EXTRAIT CHOISI ->
---
C’est de ce sujet que traitent les poèmes de Johnston. Ce dernier décrit des personnes et des événements dans les rues de Hong Kong, les capte, les met en valeur, les transforme, les collecte, les préserve et les distribue. Comme des photographies, ses poèmes transforment ces plans de la vie quotidienne pour l’éternité, les évoquant comme des événements qu’il a vus et que nous pouvons retrouver encore et encore. Les poèmes de Johnston sont à la fois des photographies imaginatives jamais prises par un appareil photo, et une transgression du médium photographique et de ce qu’un appareil photo aurait pu capter. Ils révèlent qu’il est impossible d’écrire comme si l’on prenait des photos, une version de «l’indifférence ekphrastique» de J.T. Mitchell. C’est une impossibilité non seulement parce que l’écriture de poèmes diffère de la pratique de la photographie, mais aussi parce que Johnston semble reconnaître la nécessité d’un supplément verbal. Plus qu’une simple version de la revendication de Benjamin sur la nécessité des légendes pour les photographies (79), nous pouvons reconnaître ce changement comme une trace de la singularité de la poésie. Le langage poétique refuse d’être limité par le regard photographique. Lorsqu’on essaie d’écrire comme si on prenait des photos, il semble y avoir une résistance dans le langage poétique, et un mode verbal différent apparaît, un mode qui encadre à la fois une image photographique et une image poétique.
2. Pas de film
Permettez-moi de mentionner brièvement un autre projet de poésie qui est pertinent dans la discussion des poèmes écrits comme s’il s’agissait de photographies, à savoir le projet No film in the camera de Hanne Bramness. Bramness est l’une des poètes contemporaines les plus célèbres de Norvège et de Scandinavie. Elle a publié plus de quinze livres de poésie, dont plusieurs qui ont été traduits en anglais. Ses poèmes sont visuels et sensoriels, et plusieurs d’entre eux peuvent être décrits comme des poèmes photographiques en raison de l’attention qu’ils portent aux détails. Lors d’un entretien, elle a expliqué qu’elle s’était inspirée d’Henri Cartier-Bresson et de la façon dont il captait la lumière avec son appareil photo. Selon Bramness, c’est ce qu’elle essaie de faire dans plusieurs de ses poèmes, à savoir de capter la lumière par les mots.5 Dans No film in the camera, la lumière en tant que phénomène n’est pas l’objectif principal, mais elle est évidemment pertinente lorsque l’écriture poétique remplace la photographie. Les poèmes deviennent des tentatives de «dessiner ou d’écrire avec la lumière».
---
CE QUI EST DEMANDÉ ->
• a. Répondez à ces questions d'après l'extrait choisi :
(i) Dans quelle ville Johnston décrit-il des personnes et des événements ?
(ii) Combien de livres de poésie Bramness a-t-elle publiés ?
(iii) De quel photographe Bramness dit-elle s'être inspirée ?
• b. Traduisez en anglais, s'il vous plaît, cette phrase de l'extrait choisi : « Le langage poétique refuse d’être limité par le regard photographique. »
• c. Indiquez si chaque affirmation s'accorde avec l'extrait choisi, en citant les mots qui tranchent :
(i) Bramness compte parmi les poètes contemporaines les plus célèbres de Norvège.
(ii) Dans No film in the camera, la lumière est l'objectif principal.
(iii) Les poèmes de Johnston sont des photographies prises par un appareil photo.
Le matériel ne joue aucun rôle dans cet exercice.

DONNÉES BRUTES ->
---
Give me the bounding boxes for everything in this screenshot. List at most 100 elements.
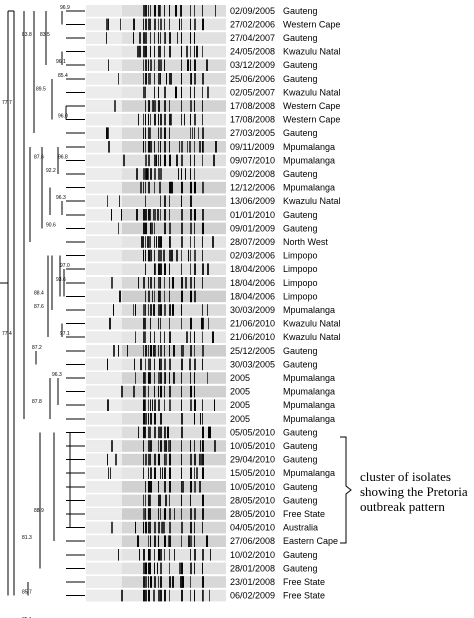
---
RÉPONSES RÉDIGÉES ->
• a.
(i) Hong Kong.
(ii) Plus de quinze.
(iii) Henri Cartier-Bresson.

• b. Poetic language refuses to be limited by the photographic gaze.

• c.
(i) Oui : « Bramness est l’une des poètes contemporaines les plus célèbres de Norvège et de Scandinavie. »
(ii) Non : « la lumière en tant que phénomène n’est pas l’objectif principal »
(iii) Non : « des photographies imaginatives jamais prises par un appareil photo »